Aim of the task:
Find the string "JSON" in the entries and copy each line that has it.
__________
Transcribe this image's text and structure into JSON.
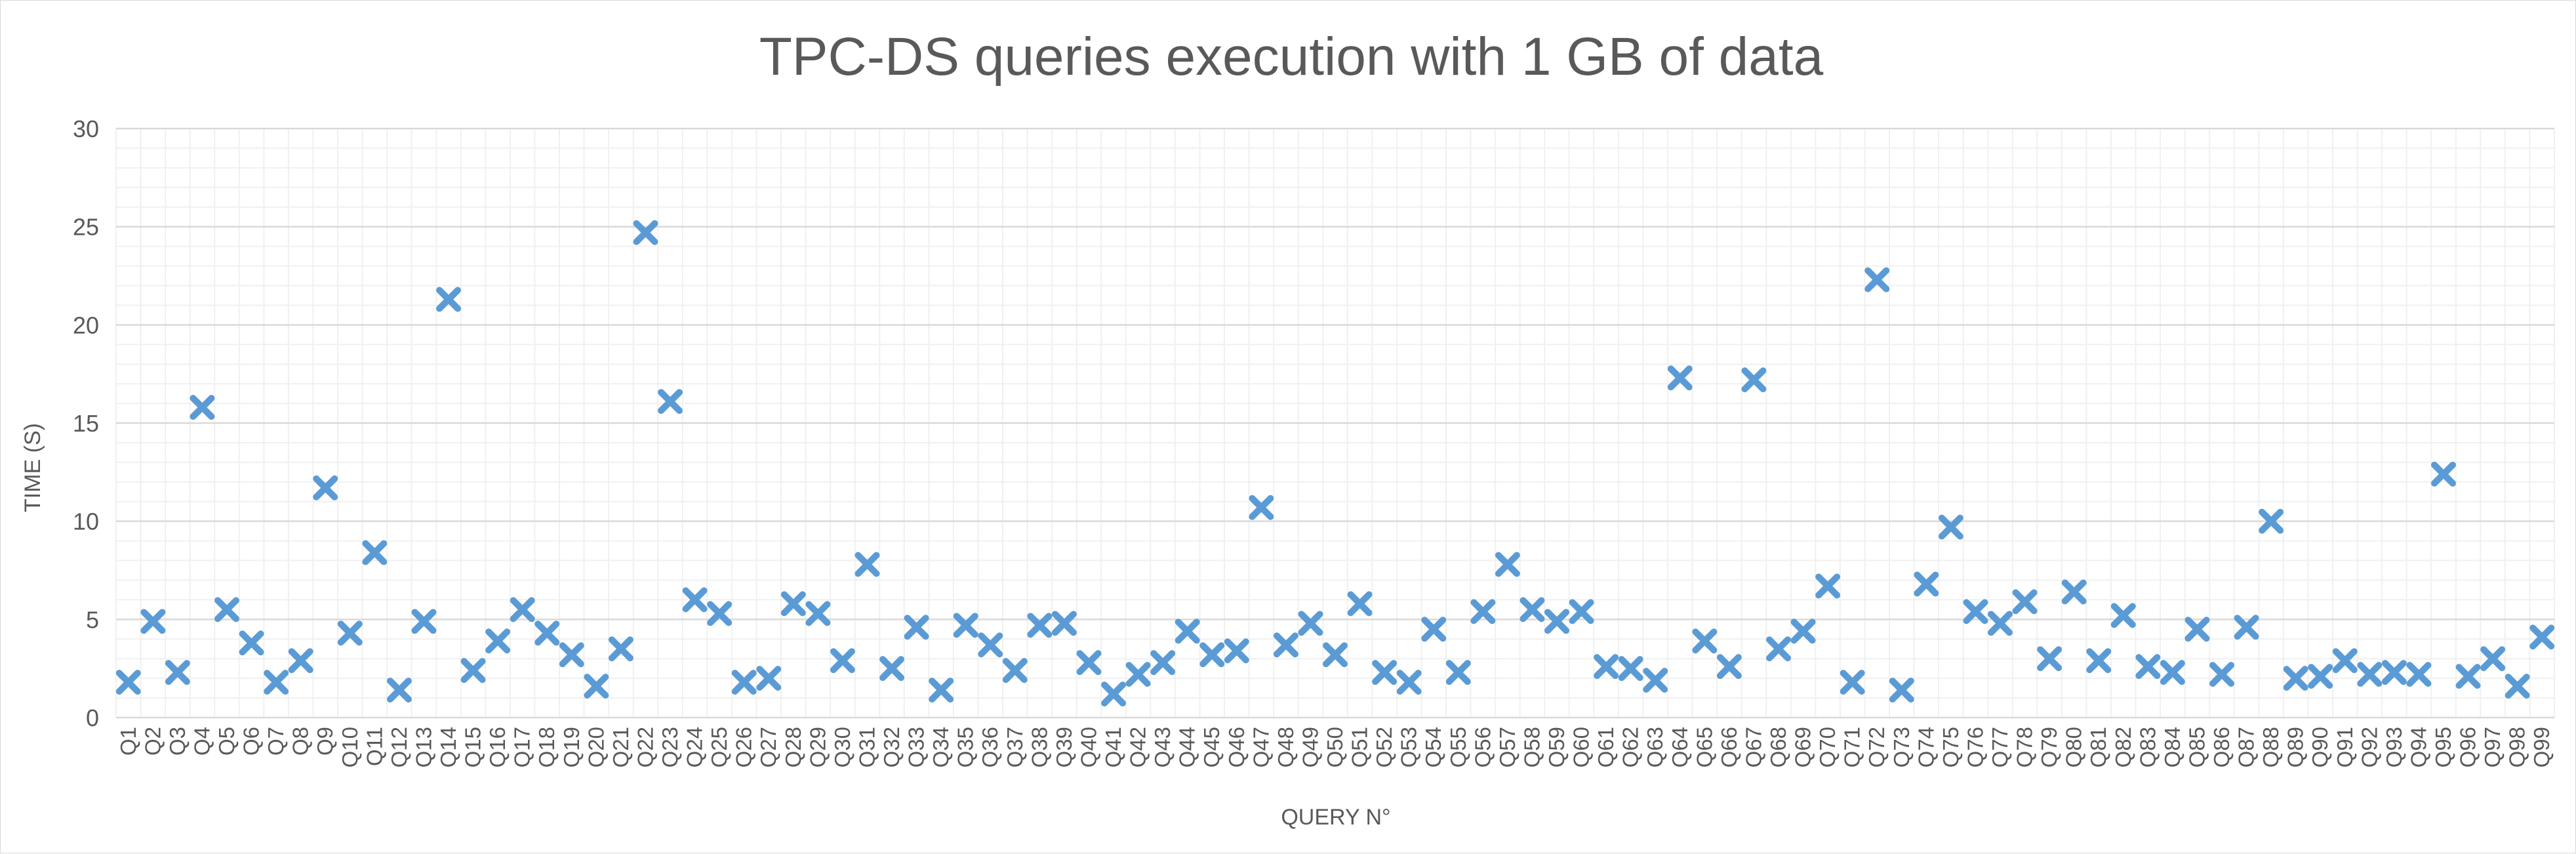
{
  "chart_data": {
    "type": "scatter",
    "title": "TPC-DS queries execution with 1 GB of data",
    "xlabel": "QUERY N°",
    "ylabel": "TIME (S)",
    "ylim": [
      0,
      30
    ],
    "y_ticks": [
      0,
      5,
      10,
      15,
      20,
      25,
      30
    ],
    "y_minor_step": 1,
    "grid": true,
    "marker": "x",
    "colors": {
      "marker": "#5b9bd5",
      "major_grid": "#d9d9d9",
      "minor_grid": "#f0f0f0",
      "text": "#595959"
    },
    "categories": [
      "Q1",
      "Q2",
      "Q3",
      "Q4",
      "Q5",
      "Q6",
      "Q7",
      "Q8",
      "Q9",
      "Q10",
      "Q11",
      "Q12",
      "Q13",
      "Q14",
      "Q15",
      "Q16",
      "Q17",
      "Q18",
      "Q19",
      "Q20",
      "Q21",
      "Q22",
      "Q23",
      "Q24",
      "Q25",
      "Q26",
      "Q27",
      "Q28",
      "Q29",
      "Q30",
      "Q31",
      "Q32",
      "Q33",
      "Q34",
      "Q35",
      "Q36",
      "Q37",
      "Q38",
      "Q39",
      "Q40",
      "Q41",
      "Q42",
      "Q43",
      "Q44",
      "Q45",
      "Q46",
      "Q47",
      "Q48",
      "Q49",
      "Q50",
      "Q51",
      "Q52",
      "Q53",
      "Q54",
      "Q55",
      "Q56",
      "Q57",
      "Q58",
      "Q59",
      "Q60",
      "Q61",
      "Q62",
      "Q63",
      "Q64",
      "Q65",
      "Q66",
      "Q67",
      "Q68",
      "Q69",
      "Q70",
      "Q71",
      "Q72",
      "Q73",
      "Q74",
      "Q75",
      "Q76",
      "Q77",
      "Q78",
      "Q79",
      "Q80",
      "Q81",
      "Q82",
      "Q83",
      "Q84",
      "Q85",
      "Q86",
      "Q87",
      "Q88",
      "Q89",
      "Q90",
      "Q91",
      "Q92",
      "Q93",
      "Q94",
      "Q95",
      "Q96",
      "Q97",
      "Q98",
      "Q99"
    ],
    "values": [
      1.8,
      4.9,
      2.3,
      15.8,
      5.5,
      3.8,
      1.8,
      2.9,
      11.7,
      4.3,
      8.4,
      1.4,
      4.9,
      21.3,
      2.4,
      3.9,
      5.5,
      4.3,
      3.2,
      1.6,
      3.5,
      24.7,
      16.1,
      6.0,
      5.3,
      1.8,
      2.0,
      5.8,
      5.3,
      2.9,
      7.8,
      2.5,
      4.6,
      1.4,
      4.7,
      3.7,
      2.4,
      4.7,
      4.8,
      2.8,
      1.2,
      2.2,
      2.8,
      4.4,
      3.2,
      3.4,
      10.7,
      3.7,
      4.8,
      3.2,
      5.8,
      2.3,
      1.8,
      4.5,
      2.3,
      5.4,
      7.8,
      5.5,
      4.9,
      5.4,
      2.6,
      2.5,
      1.9,
      17.3,
      3.9,
      2.6,
      17.2,
      3.5,
      4.4,
      6.7,
      1.8,
      22.3,
      1.4,
      6.8,
      9.7,
      5.4,
      4.8,
      5.9,
      3.0,
      6.4,
      2.9,
      5.2,
      2.6,
      2.3,
      4.5,
      2.2,
      4.6,
      10.0,
      2.0,
      2.1,
      2.9,
      2.2,
      2.3,
      2.2,
      12.4,
      2.1,
      3.0,
      1.6,
      4.1
    ]
  }
}
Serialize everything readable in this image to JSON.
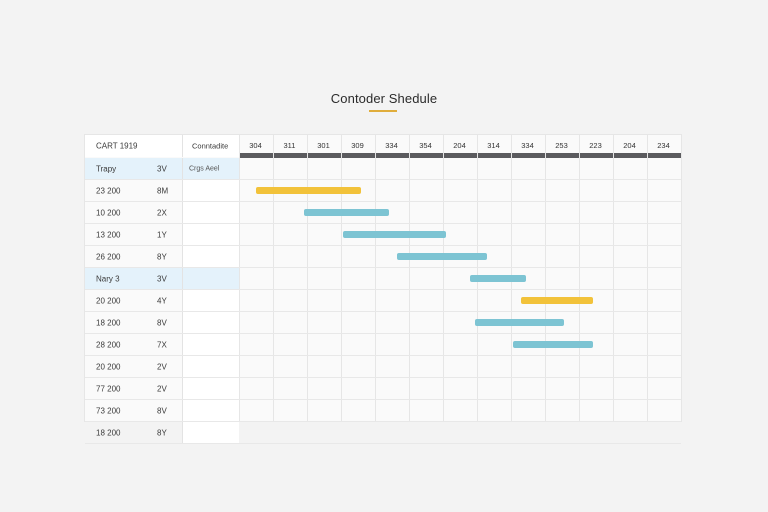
{
  "title": "Contoder Shedule",
  "header": {
    "col_a": "CART 1919",
    "col_c": "Conntadite",
    "ticks": [
      "304",
      "311",
      "301",
      "309",
      "334",
      "354",
      "204",
      "314",
      "334",
      "253",
      "223",
      "204",
      "234"
    ]
  },
  "rows": [
    {
      "a": "Trapy",
      "b": "3V",
      "c": "Crgs Aeel",
      "highlight": true
    },
    {
      "a": "23 200",
      "b": "8M",
      "c": "",
      "highlight": false
    },
    {
      "a": "10 200",
      "b": "2X",
      "c": "",
      "highlight": false
    },
    {
      "a": "13 200",
      "b": "1Y",
      "c": "",
      "highlight": false
    },
    {
      "a": "26 200",
      "b": "8Y",
      "c": "",
      "highlight": false
    },
    {
      "a": "Nary 3",
      "b": "3V",
      "c": "",
      "highlight": true
    },
    {
      "a": "20 200",
      "b": "4Y",
      "c": "",
      "highlight": false
    },
    {
      "a": "18 200",
      "b": "8V",
      "c": "",
      "highlight": false
    },
    {
      "a": "28 200",
      "b": "7X",
      "c": "",
      "highlight": false
    },
    {
      "a": "20 200",
      "b": "2V",
      "c": "",
      "highlight": false
    },
    {
      "a": "77 200",
      "b": "2V",
      "c": "",
      "highlight": false
    },
    {
      "a": "73 200",
      "b": "8V",
      "c": "",
      "highlight": false
    },
    {
      "a": "18 200",
      "b": "8Y",
      "c": "",
      "highlight": false
    }
  ],
  "tasks": [
    {
      "row": 1,
      "start": 0.5,
      "end": 3.6,
      "color": "#f2c23a"
    },
    {
      "row": 2,
      "start": 1.9,
      "end": 4.4,
      "color": "#7dc4d3"
    },
    {
      "row": 3,
      "start": 3.05,
      "end": 6.1,
      "color": "#7dc4d3"
    },
    {
      "row": 4,
      "start": 4.65,
      "end": 7.3,
      "color": "#7dc4d3"
    },
    {
      "row": 5,
      "start": 6.8,
      "end": 8.45,
      "color": "#7dc4d3"
    },
    {
      "row": 6,
      "start": 8.3,
      "end": 10.4,
      "color": "#f2c23a"
    },
    {
      "row": 7,
      "start": 6.95,
      "end": 9.55,
      "color": "#7dc4d3"
    },
    {
      "row": 8,
      "start": 8.05,
      "end": 10.4,
      "color": "#7dc4d3"
    }
  ]
}
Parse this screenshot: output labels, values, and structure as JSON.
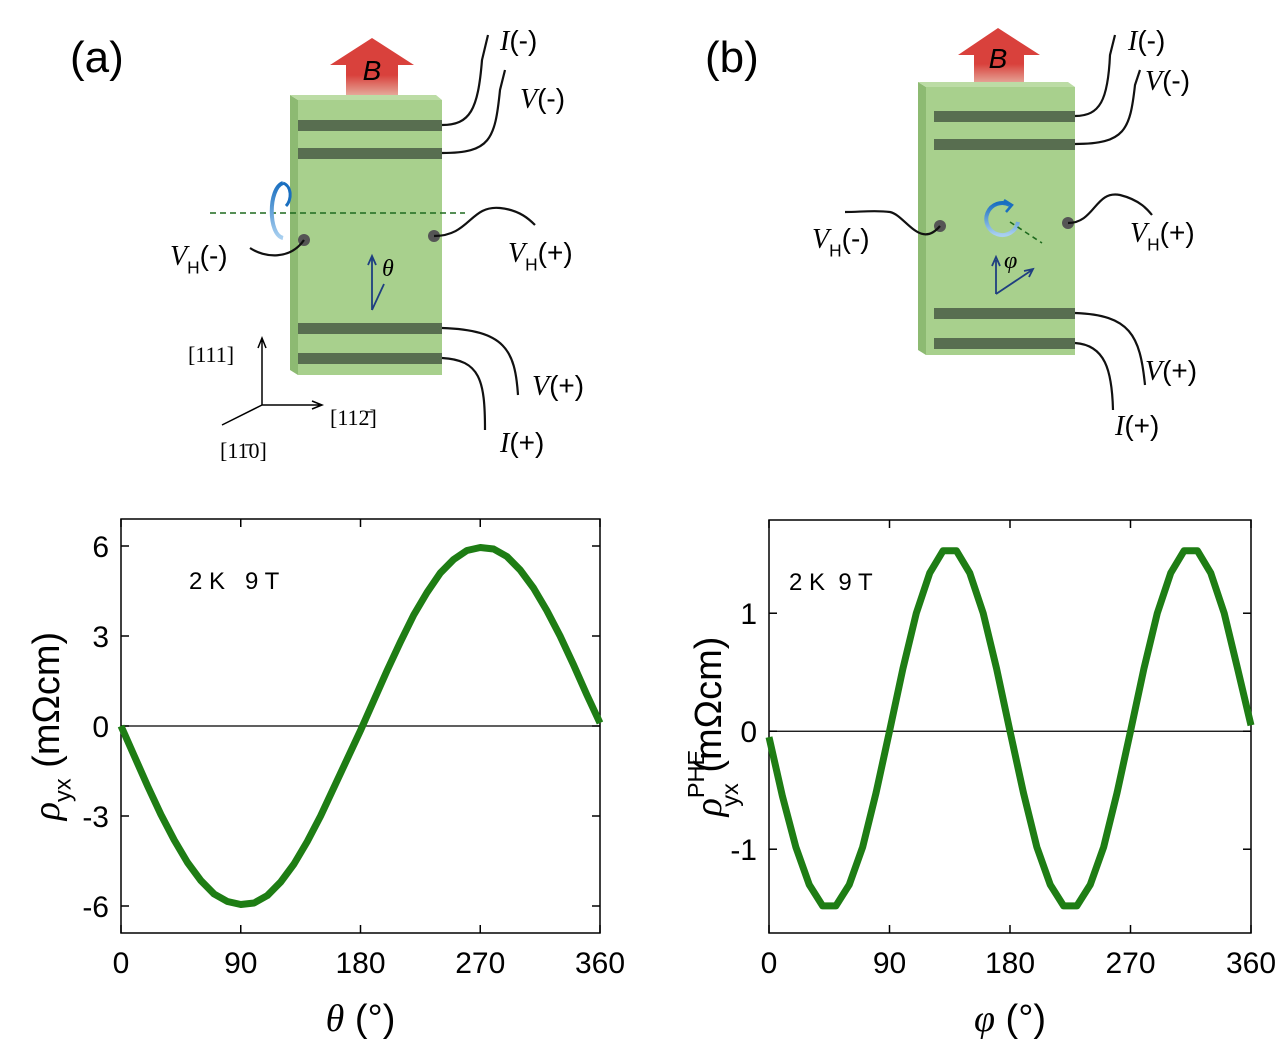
{
  "panels": [
    "(a)",
    "(b)"
  ],
  "diagrams": [
    {
      "field": "B",
      "labels": [
        {
          "symbol": "I",
          "suffix": "(-)"
        },
        {
          "symbol": "V",
          "suffix": "(-)"
        },
        {
          "symbol": "V",
          "sub": "H",
          "suffix": "(-)"
        },
        {
          "symbol": "V",
          "sub": "H",
          "suffix": "(+)"
        },
        {
          "symbol": "V",
          "suffix": "(+)"
        },
        {
          "symbol": "I",
          "suffix": "(+)"
        }
      ],
      "angle": "θ",
      "axes": [
        "[111]",
        "[112̄]",
        "[11̄0]"
      ]
    },
    {
      "field": "B",
      "labels": [
        {
          "symbol": "I",
          "suffix": "(-)"
        },
        {
          "symbol": "V",
          "suffix": "(-)"
        },
        {
          "symbol": "V",
          "sub": "H",
          "suffix": "(-)"
        },
        {
          "symbol": "V",
          "sub": "H",
          "suffix": "(+)"
        },
        {
          "symbol": "V",
          "suffix": "(+)"
        },
        {
          "symbol": "I",
          "suffix": "(+)"
        }
      ],
      "angle": "φ"
    }
  ],
  "chart_data": [
    {
      "type": "line",
      "annotation": "2 K   9 T",
      "color": "#1e7d14",
      "x_label": {
        "symbol": "θ",
        "suffix": " (°)"
      },
      "y_label": {
        "symbol": "ρ",
        "sub": "yx",
        "suffix": " (mΩcm)"
      },
      "xlim": [
        0,
        360
      ],
      "xticks": [
        0,
        90,
        180,
        270,
        360
      ],
      "ylim": [
        -6.9,
        6.9
      ],
      "yticks": [
        -6,
        -3,
        0,
        3,
        6
      ],
      "x": [
        0,
        10,
        20,
        30,
        40,
        50,
        60,
        70,
        80,
        90,
        100,
        110,
        120,
        130,
        140,
        150,
        160,
        170,
        180,
        190,
        200,
        210,
        220,
        230,
        240,
        250,
        260,
        270,
        280,
        290,
        300,
        310,
        320,
        330,
        340,
        350,
        360
      ],
      "values": [
        0,
        -1.0,
        -2.0,
        -2.95,
        -3.8,
        -4.55,
        -5.15,
        -5.6,
        -5.85,
        -5.95,
        -5.9,
        -5.65,
        -5.2,
        -4.6,
        -3.85,
        -3.0,
        -2.05,
        -1.1,
        -0.15,
        0.85,
        1.85,
        2.8,
        3.7,
        4.45,
        5.1,
        5.55,
        5.85,
        5.95,
        5.9,
        5.65,
        5.2,
        4.6,
        3.85,
        3.0,
        2.05,
        1.05,
        0.1
      ]
    },
    {
      "type": "line",
      "annotation": "2 K  9 T",
      "color": "#1e7d14",
      "x_label": {
        "symbol": "φ",
        "suffix": " (°)"
      },
      "y_label": {
        "symbol": "ρ",
        "sup": "PHE",
        "sub": "yx",
        "suffix": " (mΩcm)"
      },
      "xlim": [
        0,
        360
      ],
      "xticks": [
        0,
        90,
        180,
        270,
        360
      ],
      "ylim": [
        -1.71,
        1.79
      ],
      "yticks": [
        -1,
        0,
        1
      ],
      "x": [
        0,
        10,
        20,
        30,
        40,
        50,
        60,
        70,
        80,
        90,
        100,
        110,
        120,
        130,
        140,
        150,
        160,
        170,
        180,
        190,
        200,
        210,
        220,
        230,
        240,
        250,
        260,
        270,
        280,
        290,
        300,
        310,
        320,
        330,
        340,
        350,
        360
      ],
      "values": [
        -0.05,
        -0.55,
        -0.98,
        -1.3,
        -1.48,
        -1.48,
        -1.3,
        -0.98,
        -0.52,
        0,
        0.53,
        1.0,
        1.34,
        1.53,
        1.53,
        1.34,
        1.0,
        0.53,
        0,
        -0.52,
        -0.98,
        -1.3,
        -1.48,
        -1.48,
        -1.3,
        -0.98,
        -0.52,
        0,
        0.53,
        1.0,
        1.34,
        1.53,
        1.53,
        1.34,
        1.0,
        0.53,
        0.05
      ]
    }
  ]
}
__________
Complete response:
Transcribe this image's text and structure into JSON.
Serialize everything readable in this image to JSON.
Parse this screenshot: output labels, values, and structure as JSON.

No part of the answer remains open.